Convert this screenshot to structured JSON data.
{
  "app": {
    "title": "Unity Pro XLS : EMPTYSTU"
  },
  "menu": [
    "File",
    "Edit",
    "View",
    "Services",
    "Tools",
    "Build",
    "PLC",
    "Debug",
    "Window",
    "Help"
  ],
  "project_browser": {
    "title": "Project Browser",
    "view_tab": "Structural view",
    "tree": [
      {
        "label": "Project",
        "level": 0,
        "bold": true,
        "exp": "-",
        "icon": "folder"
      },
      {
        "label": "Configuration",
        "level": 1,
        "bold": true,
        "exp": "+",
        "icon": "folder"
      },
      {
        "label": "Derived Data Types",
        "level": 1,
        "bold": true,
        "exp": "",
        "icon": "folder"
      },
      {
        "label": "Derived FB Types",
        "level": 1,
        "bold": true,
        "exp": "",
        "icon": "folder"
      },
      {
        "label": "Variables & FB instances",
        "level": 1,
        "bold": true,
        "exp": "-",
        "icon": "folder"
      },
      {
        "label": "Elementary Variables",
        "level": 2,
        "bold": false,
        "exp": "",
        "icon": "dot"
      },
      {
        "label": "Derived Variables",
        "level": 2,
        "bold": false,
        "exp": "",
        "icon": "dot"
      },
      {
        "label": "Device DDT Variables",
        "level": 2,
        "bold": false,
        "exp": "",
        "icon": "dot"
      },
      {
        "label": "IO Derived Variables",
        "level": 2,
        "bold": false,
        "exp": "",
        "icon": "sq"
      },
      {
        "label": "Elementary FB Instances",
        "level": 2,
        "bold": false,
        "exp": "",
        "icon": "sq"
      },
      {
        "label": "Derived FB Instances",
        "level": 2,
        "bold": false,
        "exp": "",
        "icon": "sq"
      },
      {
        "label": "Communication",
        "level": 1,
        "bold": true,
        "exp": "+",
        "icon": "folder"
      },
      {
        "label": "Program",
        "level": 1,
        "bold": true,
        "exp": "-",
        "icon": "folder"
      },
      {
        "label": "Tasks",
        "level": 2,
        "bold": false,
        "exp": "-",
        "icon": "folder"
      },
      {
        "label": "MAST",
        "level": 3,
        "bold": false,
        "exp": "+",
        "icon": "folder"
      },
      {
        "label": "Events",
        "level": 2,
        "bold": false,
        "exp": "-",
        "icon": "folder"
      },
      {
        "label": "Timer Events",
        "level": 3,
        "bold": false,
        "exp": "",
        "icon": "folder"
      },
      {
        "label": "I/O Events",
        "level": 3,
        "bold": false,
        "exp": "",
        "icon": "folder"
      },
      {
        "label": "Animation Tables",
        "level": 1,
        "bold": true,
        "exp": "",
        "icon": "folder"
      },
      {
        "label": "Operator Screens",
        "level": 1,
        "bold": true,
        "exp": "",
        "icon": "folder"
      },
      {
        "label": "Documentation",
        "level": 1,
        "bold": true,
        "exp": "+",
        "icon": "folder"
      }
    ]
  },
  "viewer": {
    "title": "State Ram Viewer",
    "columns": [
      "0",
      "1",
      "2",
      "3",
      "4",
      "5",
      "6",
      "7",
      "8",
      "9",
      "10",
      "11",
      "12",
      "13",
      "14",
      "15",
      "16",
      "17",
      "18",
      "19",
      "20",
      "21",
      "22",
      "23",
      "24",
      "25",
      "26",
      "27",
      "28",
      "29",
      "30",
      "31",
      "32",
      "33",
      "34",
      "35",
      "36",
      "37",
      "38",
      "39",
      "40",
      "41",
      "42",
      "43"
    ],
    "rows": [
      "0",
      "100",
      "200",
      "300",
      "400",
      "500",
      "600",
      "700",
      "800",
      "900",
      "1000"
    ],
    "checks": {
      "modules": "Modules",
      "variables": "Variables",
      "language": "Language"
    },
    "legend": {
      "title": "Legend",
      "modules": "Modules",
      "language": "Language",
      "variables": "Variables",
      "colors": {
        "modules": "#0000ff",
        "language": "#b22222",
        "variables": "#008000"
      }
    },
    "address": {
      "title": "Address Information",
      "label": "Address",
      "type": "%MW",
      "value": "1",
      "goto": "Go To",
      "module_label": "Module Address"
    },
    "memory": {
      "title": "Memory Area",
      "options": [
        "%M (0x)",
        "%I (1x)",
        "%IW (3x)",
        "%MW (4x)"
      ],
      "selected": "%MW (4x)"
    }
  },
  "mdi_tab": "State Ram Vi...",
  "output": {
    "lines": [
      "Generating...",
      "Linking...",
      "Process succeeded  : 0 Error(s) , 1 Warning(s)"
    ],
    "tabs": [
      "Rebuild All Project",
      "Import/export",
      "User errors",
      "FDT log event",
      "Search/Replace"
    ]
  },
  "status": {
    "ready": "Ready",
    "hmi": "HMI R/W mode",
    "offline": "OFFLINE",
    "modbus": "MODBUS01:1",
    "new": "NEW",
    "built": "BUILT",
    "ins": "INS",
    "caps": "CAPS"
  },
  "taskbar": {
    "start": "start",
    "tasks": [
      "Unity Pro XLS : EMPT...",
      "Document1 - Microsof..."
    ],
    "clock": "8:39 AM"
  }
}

*****

- THE EXERCISE -
Pick out the lines containing the string "language".

- COMPLETE OUTPUT -
      "language": "Language"
      "language": "Language",
        "language": "#b22222",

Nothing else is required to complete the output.